Extracts from a graphics dataset:
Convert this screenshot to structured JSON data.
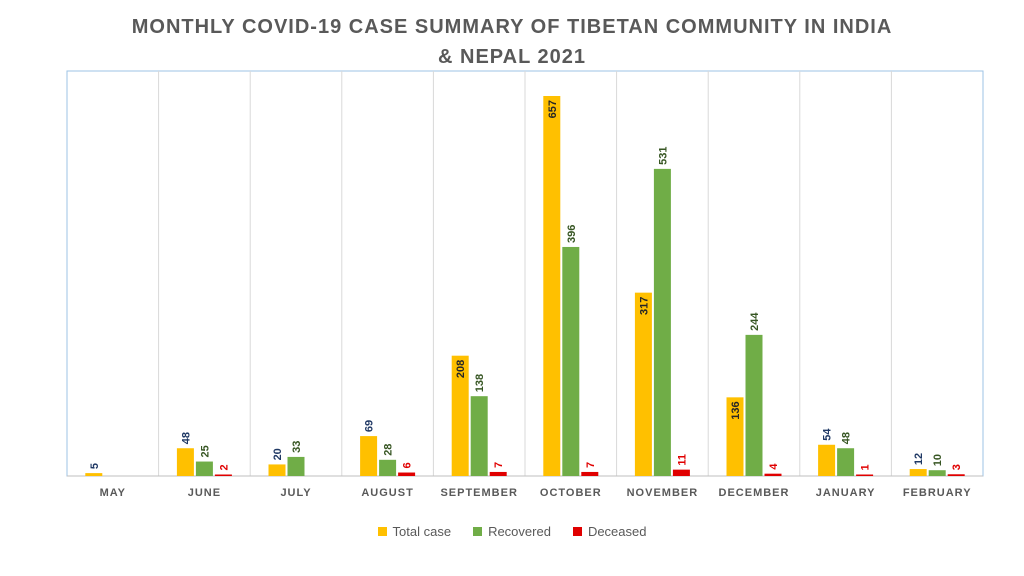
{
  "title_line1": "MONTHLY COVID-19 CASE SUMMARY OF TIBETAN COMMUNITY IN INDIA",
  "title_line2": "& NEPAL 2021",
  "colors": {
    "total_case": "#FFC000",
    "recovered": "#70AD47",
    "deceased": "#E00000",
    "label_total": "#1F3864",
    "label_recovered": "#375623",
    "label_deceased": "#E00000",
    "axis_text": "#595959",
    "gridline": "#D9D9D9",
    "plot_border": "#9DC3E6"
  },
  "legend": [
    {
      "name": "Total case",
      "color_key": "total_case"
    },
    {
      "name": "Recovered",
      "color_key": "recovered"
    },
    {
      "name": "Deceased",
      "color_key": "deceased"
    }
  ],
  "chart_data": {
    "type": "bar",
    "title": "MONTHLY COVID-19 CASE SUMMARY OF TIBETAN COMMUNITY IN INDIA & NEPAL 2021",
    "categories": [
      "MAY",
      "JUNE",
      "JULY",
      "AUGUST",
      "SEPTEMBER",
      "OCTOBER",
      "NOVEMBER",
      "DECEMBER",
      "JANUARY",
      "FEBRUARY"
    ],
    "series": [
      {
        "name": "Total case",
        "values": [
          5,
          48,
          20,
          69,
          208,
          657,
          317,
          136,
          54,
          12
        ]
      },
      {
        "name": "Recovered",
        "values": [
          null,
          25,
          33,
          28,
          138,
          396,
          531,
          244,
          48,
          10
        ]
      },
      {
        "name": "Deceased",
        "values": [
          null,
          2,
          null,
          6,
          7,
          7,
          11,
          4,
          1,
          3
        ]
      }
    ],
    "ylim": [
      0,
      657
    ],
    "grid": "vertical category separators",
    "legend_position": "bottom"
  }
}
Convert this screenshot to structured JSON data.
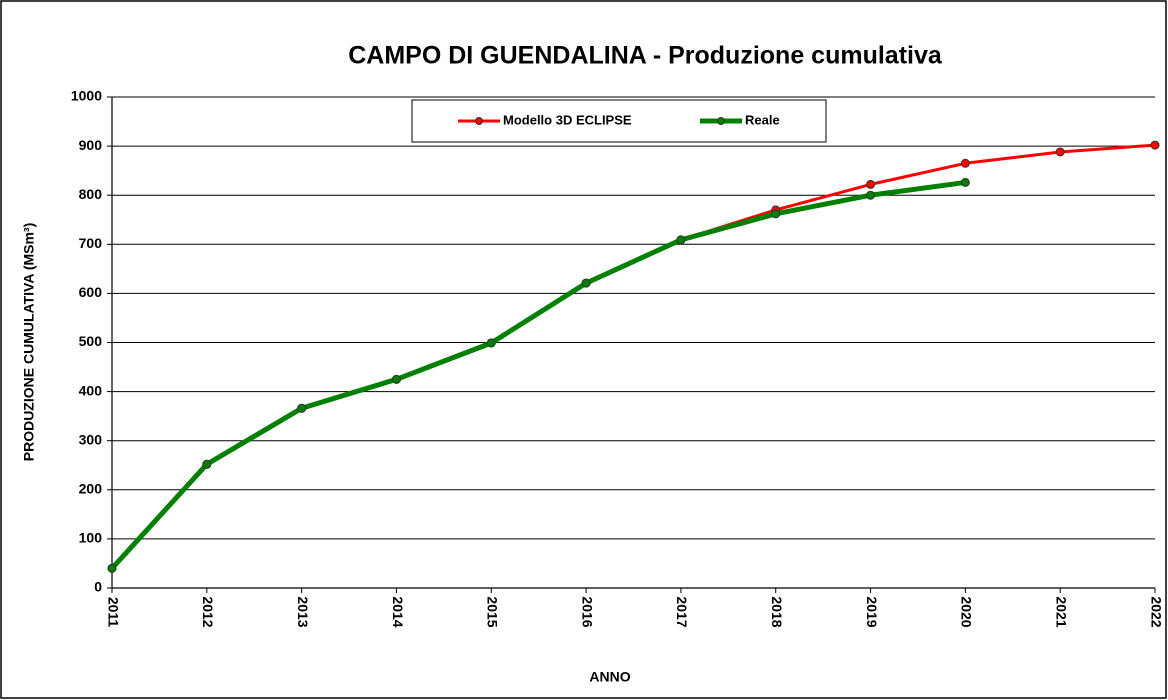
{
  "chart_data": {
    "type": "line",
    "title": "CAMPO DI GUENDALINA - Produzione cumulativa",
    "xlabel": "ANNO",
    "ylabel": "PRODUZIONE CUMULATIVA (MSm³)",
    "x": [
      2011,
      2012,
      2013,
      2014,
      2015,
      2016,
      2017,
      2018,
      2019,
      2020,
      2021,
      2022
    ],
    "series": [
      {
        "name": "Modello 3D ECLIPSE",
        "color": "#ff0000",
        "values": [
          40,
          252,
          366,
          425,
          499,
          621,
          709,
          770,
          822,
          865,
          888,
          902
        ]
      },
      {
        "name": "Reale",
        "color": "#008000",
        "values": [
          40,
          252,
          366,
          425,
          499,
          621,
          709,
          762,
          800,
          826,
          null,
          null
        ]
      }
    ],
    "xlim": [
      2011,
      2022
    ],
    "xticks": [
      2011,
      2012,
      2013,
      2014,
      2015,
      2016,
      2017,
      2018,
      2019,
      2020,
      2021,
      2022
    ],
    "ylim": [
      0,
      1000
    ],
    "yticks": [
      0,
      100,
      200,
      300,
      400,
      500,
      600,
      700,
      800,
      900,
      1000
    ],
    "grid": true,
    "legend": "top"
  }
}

* EXERCISE DETAILS: In the copy, include all records verbatim but no images.

* SOLUTION FOR THIS TASK:
Convert this screenshot to structured JSON data.
{
  "title_line1": "MONTHLY COVID-19 CASE SUMMARY OF TIBETAN COMMUNITY IN INDIA",
  "title_line2": "& NEPAL 2021",
  "colors": {
    "total_case": "#FFC000",
    "recovered": "#70AD47",
    "deceased": "#E00000",
    "label_total": "#1F3864",
    "label_recovered": "#375623",
    "label_deceased": "#E00000",
    "axis_text": "#595959",
    "gridline": "#D9D9D9",
    "plot_border": "#9DC3E6"
  },
  "legend": [
    {
      "name": "Total case",
      "color_key": "total_case"
    },
    {
      "name": "Recovered",
      "color_key": "recovered"
    },
    {
      "name": "Deceased",
      "color_key": "deceased"
    }
  ],
  "chart_data": {
    "type": "bar",
    "title": "MONTHLY COVID-19 CASE SUMMARY OF TIBETAN COMMUNITY IN INDIA & NEPAL 2021",
    "categories": [
      "MAY",
      "JUNE",
      "JULY",
      "AUGUST",
      "SEPTEMBER",
      "OCTOBER",
      "NOVEMBER",
      "DECEMBER",
      "JANUARY",
      "FEBRUARY"
    ],
    "series": [
      {
        "name": "Total case",
        "values": [
          5,
          48,
          20,
          69,
          208,
          657,
          317,
          136,
          54,
          12
        ]
      },
      {
        "name": "Recovered",
        "values": [
          null,
          25,
          33,
          28,
          138,
          396,
          531,
          244,
          48,
          10
        ]
      },
      {
        "name": "Deceased",
        "values": [
          null,
          2,
          null,
          6,
          7,
          7,
          11,
          4,
          1,
          3
        ]
      }
    ],
    "ylim": [
      0,
      657
    ],
    "grid": "vertical category separators",
    "legend_position": "bottom"
  }
}
Convert this screenshot to structured JSON data.
{
  "chart_data": {
    "type": "line",
    "title": "CAMPO DI GUENDALINA - Produzione cumulativa",
    "xlabel": "ANNO",
    "ylabel": "PRODUZIONE CUMULATIVA (MSm³)",
    "x": [
      2011,
      2012,
      2013,
      2014,
      2015,
      2016,
      2017,
      2018,
      2019,
      2020,
      2021,
      2022
    ],
    "series": [
      {
        "name": "Modello 3D ECLIPSE",
        "color": "#ff0000",
        "values": [
          40,
          252,
          366,
          425,
          499,
          621,
          709,
          770,
          822,
          865,
          888,
          902
        ]
      },
      {
        "name": "Reale",
        "color": "#008000",
        "values": [
          40,
          252,
          366,
          425,
          499,
          621,
          709,
          762,
          800,
          826,
          null,
          null
        ]
      }
    ],
    "xlim": [
      2011,
      2022
    ],
    "xticks": [
      2011,
      2012,
      2013,
      2014,
      2015,
      2016,
      2017,
      2018,
      2019,
      2020,
      2021,
      2022
    ],
    "ylim": [
      0,
      1000
    ],
    "yticks": [
      0,
      100,
      200,
      300,
      400,
      500,
      600,
      700,
      800,
      900,
      1000
    ],
    "grid": true,
    "legend": "top"
  }
}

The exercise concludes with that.